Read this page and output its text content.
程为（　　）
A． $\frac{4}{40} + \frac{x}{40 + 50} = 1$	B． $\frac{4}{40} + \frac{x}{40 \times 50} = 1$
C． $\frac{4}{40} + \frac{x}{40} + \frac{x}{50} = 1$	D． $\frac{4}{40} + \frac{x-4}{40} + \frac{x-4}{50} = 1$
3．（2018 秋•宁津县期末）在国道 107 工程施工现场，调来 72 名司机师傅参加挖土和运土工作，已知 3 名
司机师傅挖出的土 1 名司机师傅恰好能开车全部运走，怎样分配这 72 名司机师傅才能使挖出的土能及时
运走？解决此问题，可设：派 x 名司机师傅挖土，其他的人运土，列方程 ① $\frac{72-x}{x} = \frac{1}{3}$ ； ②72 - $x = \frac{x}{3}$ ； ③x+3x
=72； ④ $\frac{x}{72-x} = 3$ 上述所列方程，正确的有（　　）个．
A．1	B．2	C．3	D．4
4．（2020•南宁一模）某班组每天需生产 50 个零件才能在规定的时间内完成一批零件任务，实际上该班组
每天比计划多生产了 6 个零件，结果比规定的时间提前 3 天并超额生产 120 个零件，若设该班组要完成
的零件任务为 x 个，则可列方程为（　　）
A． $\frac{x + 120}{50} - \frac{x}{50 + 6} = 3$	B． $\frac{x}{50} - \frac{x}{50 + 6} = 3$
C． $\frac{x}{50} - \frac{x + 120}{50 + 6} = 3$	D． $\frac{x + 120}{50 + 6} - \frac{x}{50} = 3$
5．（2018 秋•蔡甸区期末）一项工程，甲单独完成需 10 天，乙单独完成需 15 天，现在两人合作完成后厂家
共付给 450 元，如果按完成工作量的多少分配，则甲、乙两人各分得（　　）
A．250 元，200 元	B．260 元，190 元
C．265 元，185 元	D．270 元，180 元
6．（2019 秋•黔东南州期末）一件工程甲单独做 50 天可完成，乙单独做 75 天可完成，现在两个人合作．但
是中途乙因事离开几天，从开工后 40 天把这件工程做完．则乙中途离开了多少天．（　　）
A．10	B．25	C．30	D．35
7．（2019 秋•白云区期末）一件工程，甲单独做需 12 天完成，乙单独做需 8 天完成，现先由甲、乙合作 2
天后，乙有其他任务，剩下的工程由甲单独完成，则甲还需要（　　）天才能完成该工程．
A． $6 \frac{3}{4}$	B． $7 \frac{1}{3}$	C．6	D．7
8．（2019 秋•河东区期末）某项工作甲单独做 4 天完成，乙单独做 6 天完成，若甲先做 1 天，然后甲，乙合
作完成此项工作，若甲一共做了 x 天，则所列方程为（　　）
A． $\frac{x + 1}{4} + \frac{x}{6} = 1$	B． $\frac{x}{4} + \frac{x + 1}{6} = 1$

Description of the task: Show the data once more, exactly as it was written.

Finished task:
Read this page and output its text content.
程为（　　）
A． $\frac{4}{40} + \frac{x}{40 + 50} = 1$	B． $\frac{4}{40} + \frac{x}{40 \times 50} = 1$
C． $\frac{4}{40} + \frac{x}{40} + \frac{x}{50} = 1$	D． $\frac{4}{40} + \frac{x-4}{40} + \frac{x-4}{50} = 1$
3．（2018 秋•宁津县期末）在国道 107 工程施工现场，调来 72 名司机师傅参加挖土和运土工作，已知 3 名
司机师傅挖出的土 1 名司机师傅恰好能开车全部运走，怎样分配这 72 名司机师傅才能使挖出的土能及时
运走？解决此问题，可设：派 x 名司机师傅挖土，其他的人运土，列方程 ① $\frac{72-x}{x} = \frac{1}{3}$ ； ②72 - $x = \frac{x}{3}$ ； ③x+3x
=72； ④ $\frac{x}{72-x} = 3$ 上述所列方程，正确的有（　　）个．
A．1	B．2	C．3	D．4
4．（2020•南宁一模）某班组每天需生产 50 个零件才能在规定的时间内完成一批零件任务，实际上该班组
每天比计划多生产了 6 个零件，结果比规定的时间提前 3 天并超额生产 120 个零件，若设该班组要完成
的零件任务为 x 个，则可列方程为（　　）
A． $\frac{x + 120}{50} - \frac{x}{50 + 6} = 3$	B． $\frac{x}{50} - \frac{x}{50 + 6} = 3$
C． $\frac{x}{50} - \frac{x + 120}{50 + 6} = 3$	D． $\frac{x + 120}{50 + 6} - \frac{x}{50} = 3$
5．（2018 秋•蔡甸区期末）一项工程，甲单独完成需 10 天，乙单独完成需 15 天，现在两人合作完成后厂家
共付给 450 元，如果按完成工作量的多少分配，则甲、乙两人各分得（　　）
A．250 元，200 元	B．260 元，190 元
C．265 元，185 元	D．270 元，180 元
6．（2019 秋•黔东南州期末）一件工程甲单独做 50 天可完成，乙单独做 75 天可完成，现在两个人合作．但
是中途乙因事离开几天，从开工后 40 天把这件工程做完．则乙中途离开了多少天．（　　）
A．10	B．25	C．30	D．35
7．（2019 秋•白云区期末）一件工程，甲单独做需 12 天完成，乙单独做需 8 天完成，现先由甲、乙合作 2
天后，乙有其他任务，剩下的工程由甲单独完成，则甲还需要（　　）天才能完成该工程．
A． $6 \frac{3}{4}$	B． $7 \frac{1}{3}$	C．6	D．7
8．（2019 秋•河东区期末）某项工作甲单独做 4 天完成，乙单独做 6 天完成，若甲先做 1 天，然后甲，乙合
作完成此项工作，若甲一共做了 x 天，则所列方程为（　　）
A． $\frac{x + 1}{4} + \frac{x}{6} = 1$	B． $\frac{x}{4} + \frac{x + 1}{6} = 1$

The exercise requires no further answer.